**Work to do**
Return the listing below exactly, with the pictures dropped.

**Extracted records**
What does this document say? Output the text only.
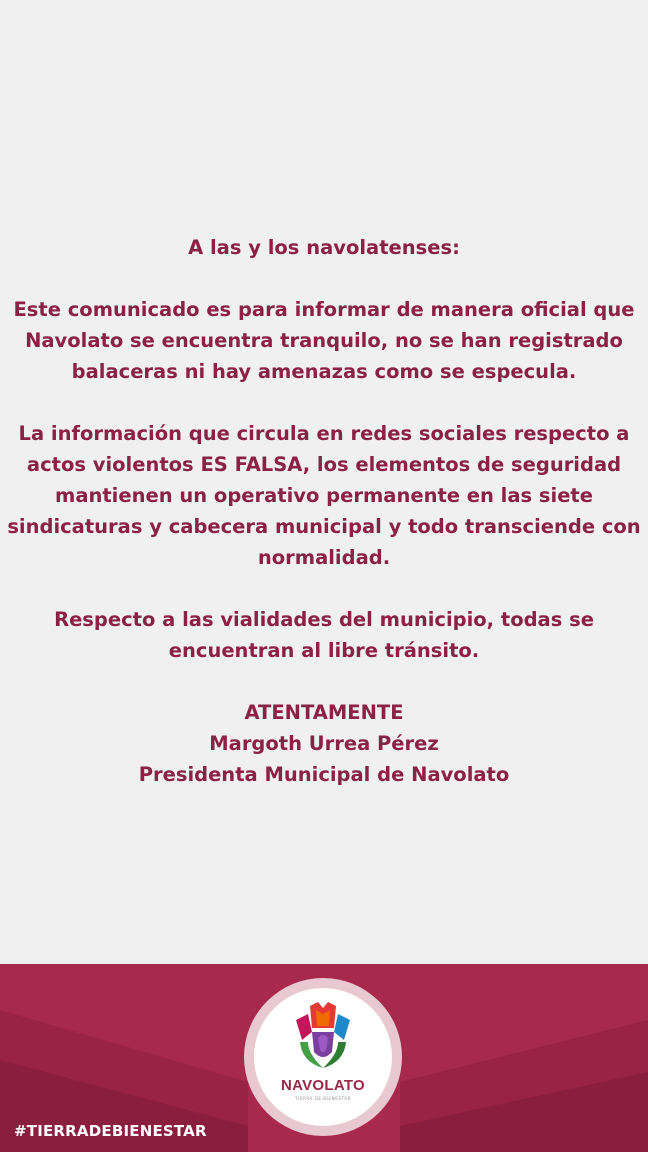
A las y los navolatenses:

Este comunicado es para informar de manera oficial que Navolato se encuentra tranquilo, no se han registrado balaceras ni hay amenazas como se especula.

La información que circula en redes sociales respecto a actos violentos ES FALSA, los elementos de seguridad mantienen un operativo permanente en las siete sindicaturas y cabecera municipal y todo transciende con normalidad.

Respecto a las vialidades del municipio, todas se encuentran al libre tránsito.

ATENTAMENTE

Margoth Urrea Pérez

Presidenta Municipal de Navolato

NAVOLATO
TIERRA DE BIENESTAR
#TIERRADEBIENESTAR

**Reply**
What does this document say? Output the text only.
A las y los navolatenses:

Este comunicado es para informar de manera oficial que Navolato se encuentra tranquilo, no se han registrado balaceras ni hay amenazas como se especula.

La información que circula en redes sociales respecto a actos violentos ES FALSA, los elementos de seguridad mantienen un operativo permanente en las siete sindicaturas y cabecera municipal y todo transciende con normalidad.

Respecto a las vialidades del municipio, todas se encuentran al libre tránsito.

ATENTAMENTE

Margoth Urrea Pérez

Presidenta Municipal de Navolato

NAVOLATO
TIERRA DE BIENESTAR
#TIERRADEBIENESTAR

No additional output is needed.